▸ **Task statement**
State how many lines hold the word "числе", with no other words.

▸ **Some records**
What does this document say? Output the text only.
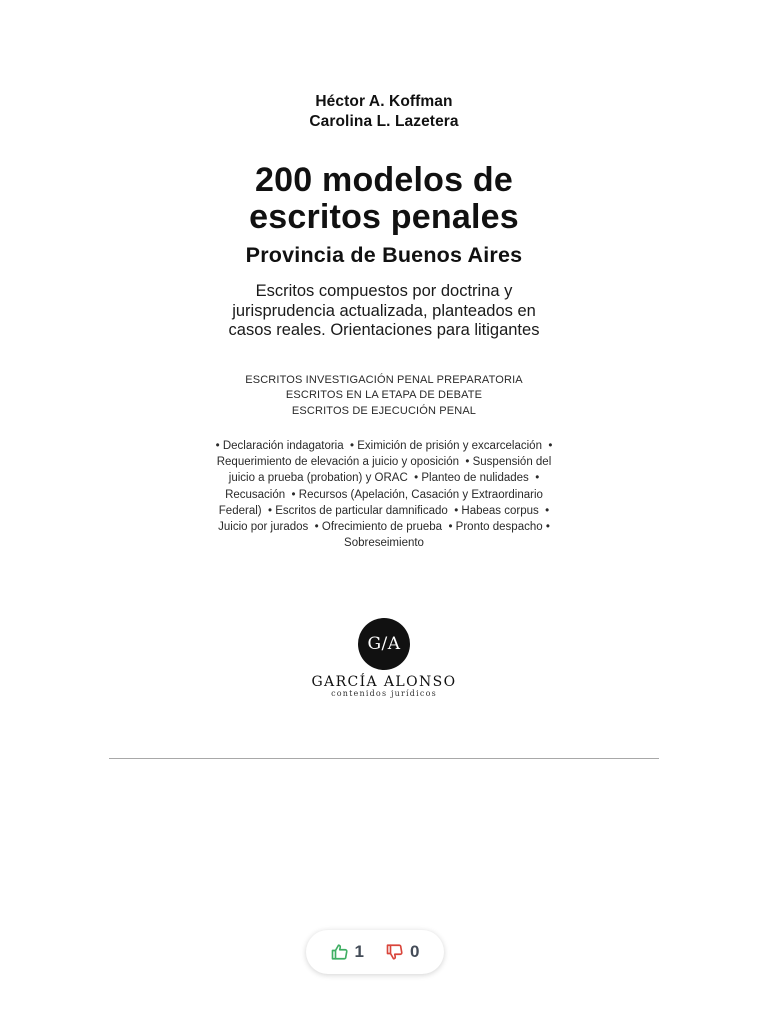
Héctor A. Koffman
Carolina L. Lazetera
200 modelos de
escritos penales
Provincia de Buenos Aires
Escritos compuestos por doctrina y jurisprudencia actualizada, planteados en casos reales. Orientaciones para litigantes
ESCRITOS INVESTIGACIÓN PENAL PREPARATORIA
ESCRITOS EN LA ETAPA DE DEBATE
ESCRITOS DE EJECUCIÓN PENAL
• Declaración indagatoria • Eximición de prisión y excarcelación • Requerimiento de elevación a juicio y oposición • Suspensión del juicio a prueba (probation) y ORAC • Planteo de nulidades • Recusación • Recursos (Apelación, Casación y Extraordinario Federal) • Escritos de particular damnificado • Habeas corpus • Juicio por jurados • Ofrecimiento de prueba • Pronto despacho • Sobreseimiento
G/A
GARCÍA ALONSO
contenidos jurídicos
1	0
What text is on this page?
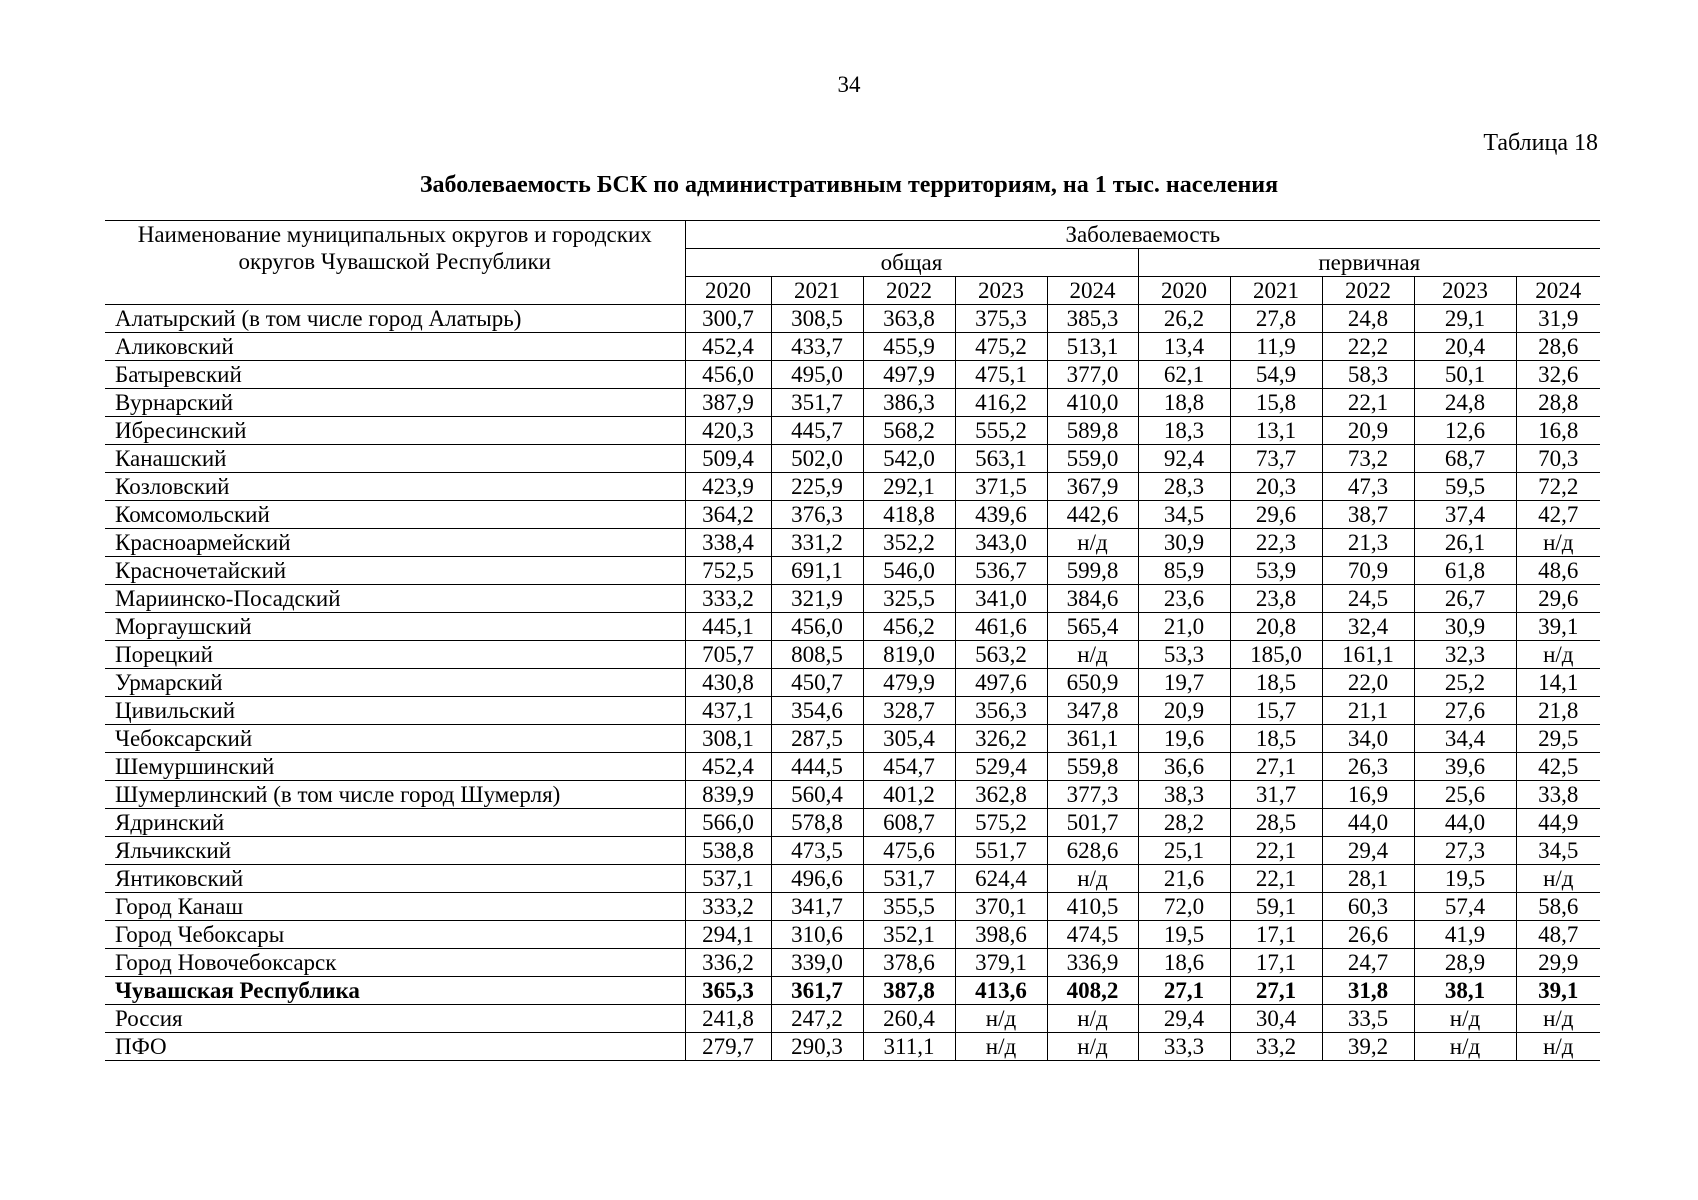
34
Таблица 18
Заболеваемость БСК по административным территориям, на 1 тыс. населения
Наименование муниципальных округов и городских округов Чувашской Республики	Заболеваемость									
	общая					первичная				
	2020	2021	2022	2023	2024	2020	2021	2022	2023	2024
Алатырский (в том числе город Алатырь)	300,7	308,5	363,8	375,3	385,3	26,2	27,8	24,8	29,1	31,9
Аликовский	452,4	433,7	455,9	475,2	513,1	13,4	11,9	22,2	20,4	28,6
Батыревский	456,0	495,0	497,9	475,1	377,0	62,1	54,9	58,3	50,1	32,6
Вурнарский	387,9	351,7	386,3	416,2	410,0	18,8	15,8	22,1	24,8	28,8
Ибресинский	420,3	445,7	568,2	555,2	589,8	18,3	13,1	20,9	12,6	16,8
Канашский	509,4	502,0	542,0	563,1	559,0	92,4	73,7	73,2	68,7	70,3
Козловский	423,9	225,9	292,1	371,5	367,9	28,3	20,3	47,3	59,5	72,2
Комсомольский	364,2	376,3	418,8	439,6	442,6	34,5	29,6	38,7	37,4	42,7
Красноармейский	338,4	331,2	352,2	343,0	н/д	30,9	22,3	21,3	26,1	н/д
Красночетайский	752,5	691,1	546,0	536,7	599,8	85,9	53,9	70,9	61,8	48,6
Мариинско-Посадский	333,2	321,9	325,5	341,0	384,6	23,6	23,8	24,5	26,7	29,6
Моргаушский	445,1	456,0	456,2	461,6	565,4	21,0	20,8	32,4	30,9	39,1
Порецкий	705,7	808,5	819,0	563,2	н/д	53,3	185,0	161,1	32,3	н/д
Урмарский	430,8	450,7	479,9	497,6	650,9	19,7	18,5	22,0	25,2	14,1
Цивильский	437,1	354,6	328,7	356,3	347,8	20,9	15,7	21,1	27,6	21,8
Чебоксарский	308,1	287,5	305,4	326,2	361,1	19,6	18,5	34,0	34,4	29,5
Шемуршинский	452,4	444,5	454,7	529,4	559,8	36,6	27,1	26,3	39,6	42,5
Шумерлинский (в том числе город Шумерля)	839,9	560,4	401,2	362,8	377,3	38,3	31,7	16,9	25,6	33,8
Ядринский	566,0	578,8	608,7	575,2	501,7	28,2	28,5	44,0	44,0	44,9
Яльчикский	538,8	473,5	475,6	551,7	628,6	25,1	22,1	29,4	27,3	34,5
Янтиковский	537,1	496,6	531,7	624,4	н/д	21,6	22,1	28,1	19,5	н/д
Город Канаш	333,2	341,7	355,5	370,1	410,5	72,0	59,1	60,3	57,4	58,6
Город Чебоксары	294,1	310,6	352,1	398,6	474,5	19,5	17,1	26,6	41,9	48,7
Город Новочебоксарск	336,2	339,0	378,6	379,1	336,9	18,6	17,1	24,7	28,9	29,9
Чувашская Республика	365,3	361,7	387,8	413,6	408,2	27,1	27,1	31,8	38,1	39,1
Россия	241,8	247,2	260,4	н/д	н/д	29,4	30,4	33,5	н/д	н/д
ПФО	279,7	290,3	311,1	н/д	н/д	33,3	33,2	39,2	н/д	н/д
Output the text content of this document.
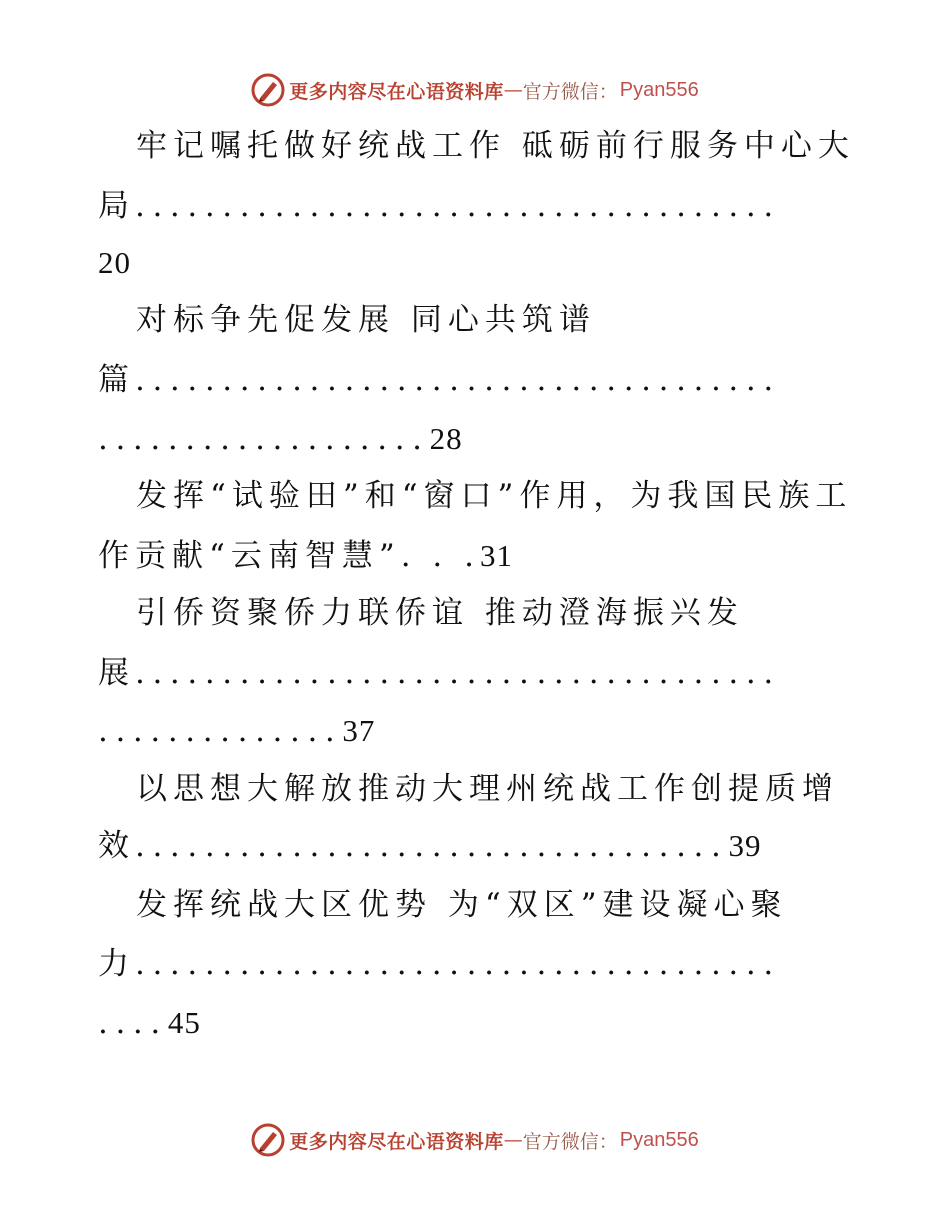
更多内容尽在心语资料库 — 官方微信： Pyan556
牢记嘱托做好统战工作 砥砺前行服务中心大
局.....................................
20
对标争先促发展 同心共筑谱
篇.....................................
...................28
发挥“试验田”和“窗口”作用，为我国民族工
作贡献“云南智慧”. . .31
引侨资聚侨力联侨谊 推动澄海振兴发
展.....................................
..............37
以思想大解放推动大理州统战工作创提质增
效..................................39
发挥统战大区优势 为“双区”建设凝心聚
力.....................................
....45
更多内容尽在心语资料库 — 官方微信： Pyan556
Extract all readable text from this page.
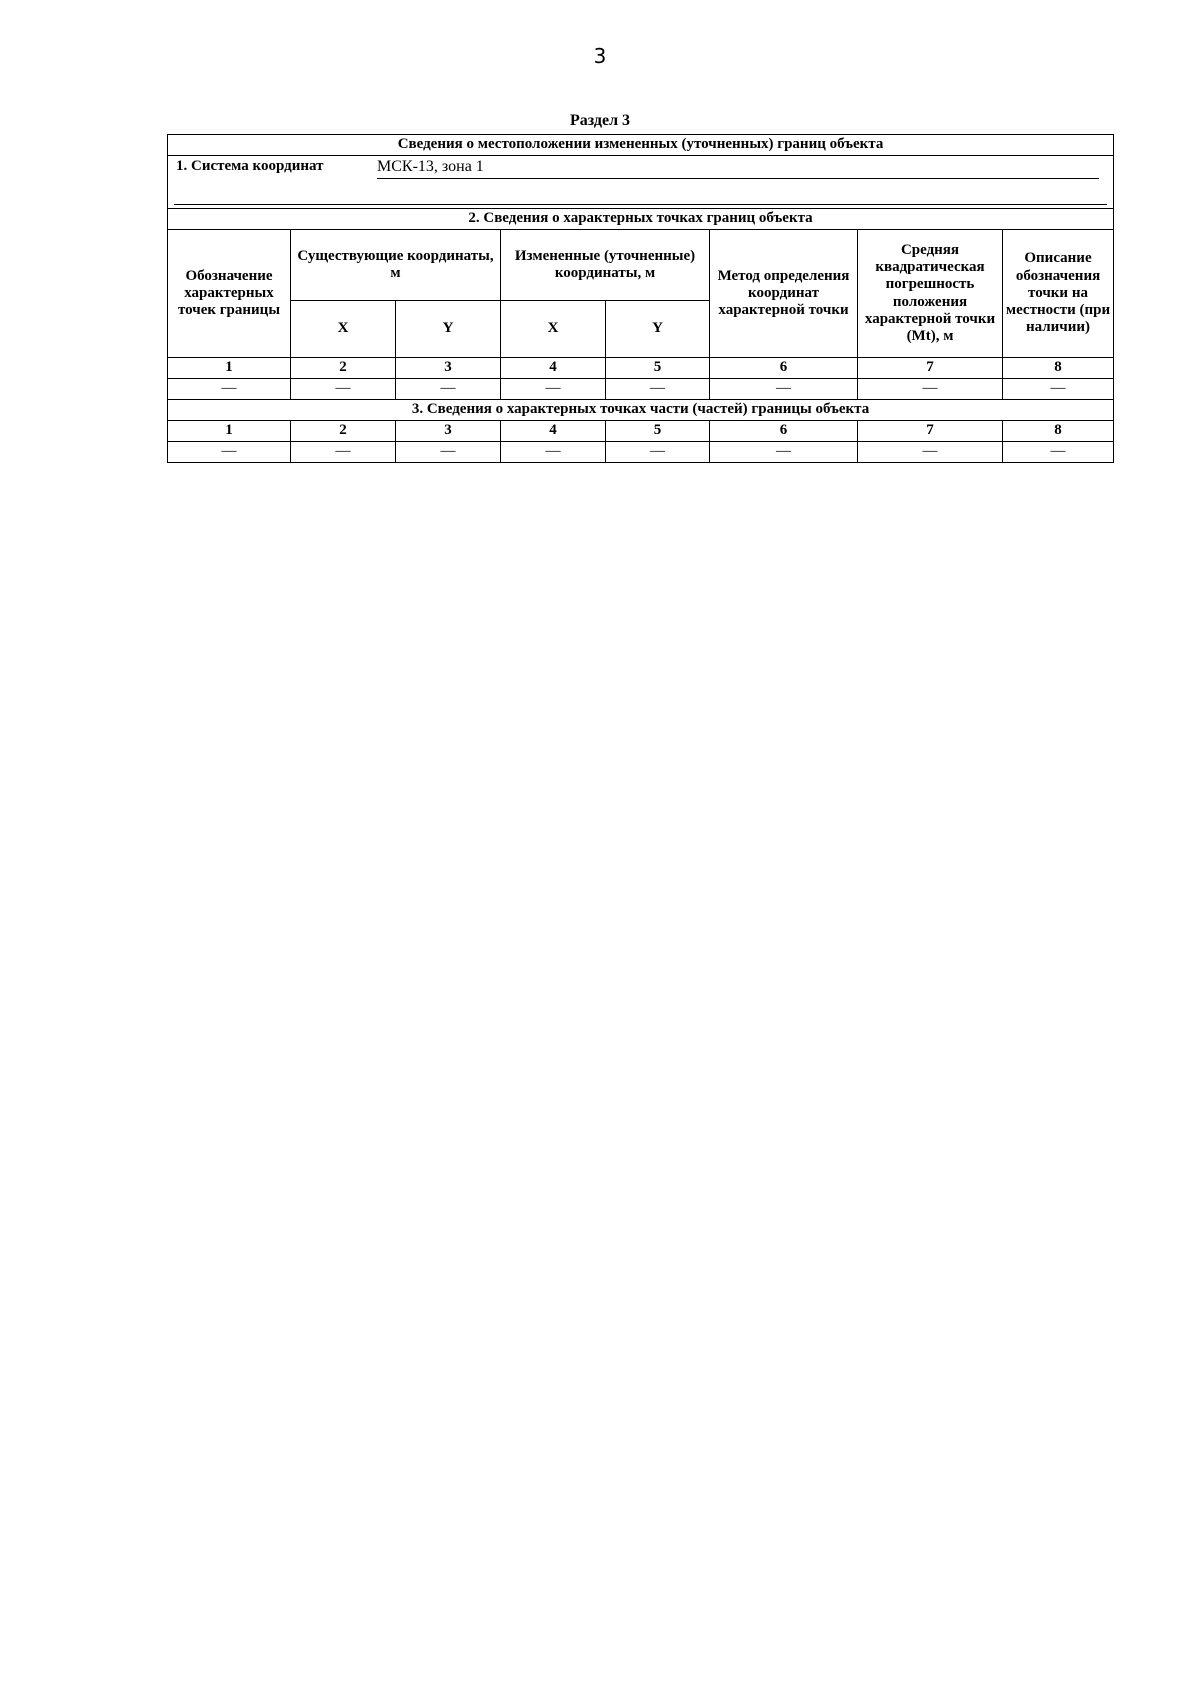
3
Раздел 3
Сведения о местоположении измененных (уточненных) границ объекта							

1. Система координат МСК-13, зона 1							

2. Сведения о характерных точках границ объекта							
Обозначение характерных точек границы	Существующие координаты, м		Измененные (уточненные) координаты, м		Метод определения координат характерной точки	Средняя квадратическая погрешность положения характерной точки (Mt), м	Описание обозначения точки на местности (при наличии)
	X	Y	X	Y			
1	2	3	4	5	6	7	8
—	—	—	—	—	—	—	—
3. Сведения о характерных точках части (частей) границы объекта							
1	2	3	4	5	6	7	8
—	—	—	—	—	—	—	—
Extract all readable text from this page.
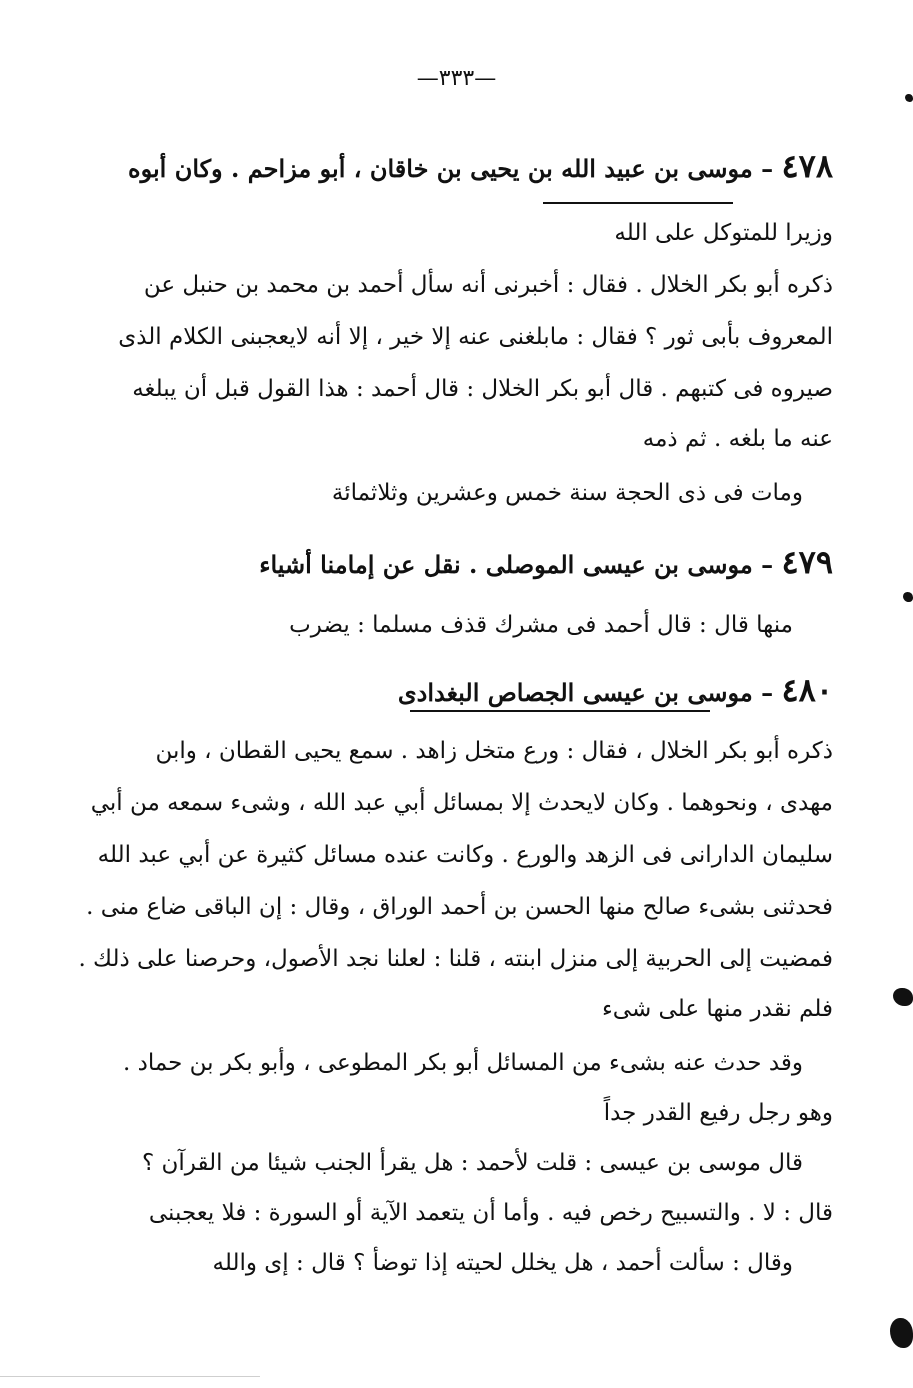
—٣٣٣—
٤٧٨ – موسى بن عبيد الله بن يحيى بن خاقان ، أبو مزاحم . وكان أبوه
وزيرا للمتوكل على الله
ذكره أبو بكر الخلال . فقال : أخبرنى أنه سأل أحمد بن محمد بن حنبل عن
المعروف بأبى ثور ؟ فقال : مابلغنى عنه إلا خير ، إلا أنه لايعجبنى الكلام الذى
صيروه فى كتبهم . قال أبو بكر الخلال : قال أحمد : هذا القول قبل أن يبلغه
عنه ما بلغه . ثم ذمه
ومات فى ذى الحجة سنة خمس وعشرين وثلاثمائة
٤٧٩ – موسى بن عيسى الموصلى . نقل عن إمامنا أشياء
منها قال : قال أحمد فى مشرك قذف مسلما : يضرب
٤٨٠ – موسى بن عيسى الجصاص البغدادى
ذكره أبو بكر الخلال ، فقال : ورع متخل زاهد . سمع يحيى القطان ، وابن
مهدى ، ونحوهما . وكان لايحدث إلا بمسائل أبي عبد الله ، وشىء سمعه من أبي
سليمان الدارانى فى الزهد والورع . وكانت عنده مسائل كثيرة عن أبي عبد الله
فحدثنى بشىء صالح منها الحسن بن أحمد الوراق ، وقال : إن الباقى ضاع منى .
فمضيت إلى الحربية إلى منزل ابنته ، قلنا : لعلنا نجد الأصول، وحرصنا على ذلك .
فلم نقدر منها على شىء
وقد حدث عنه بشىء من المسائل أبو بكر المطوعى ، وأبو بكر بن حماد .
وهو رجل رفيع القدر جداً
قال موسى بن عيسى : قلت لأحمد : هل يقرأ الجنب شيئا من القرآن ؟
قال : لا . والتسبيح رخص فيه . وأما أن يتعمد الآية أو السورة : فلا يعجبنى
وقال : سألت أحمد ، هل يخلل لحيته إذا توضأ ؟ قال : إى والله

▸ **Finished task**
2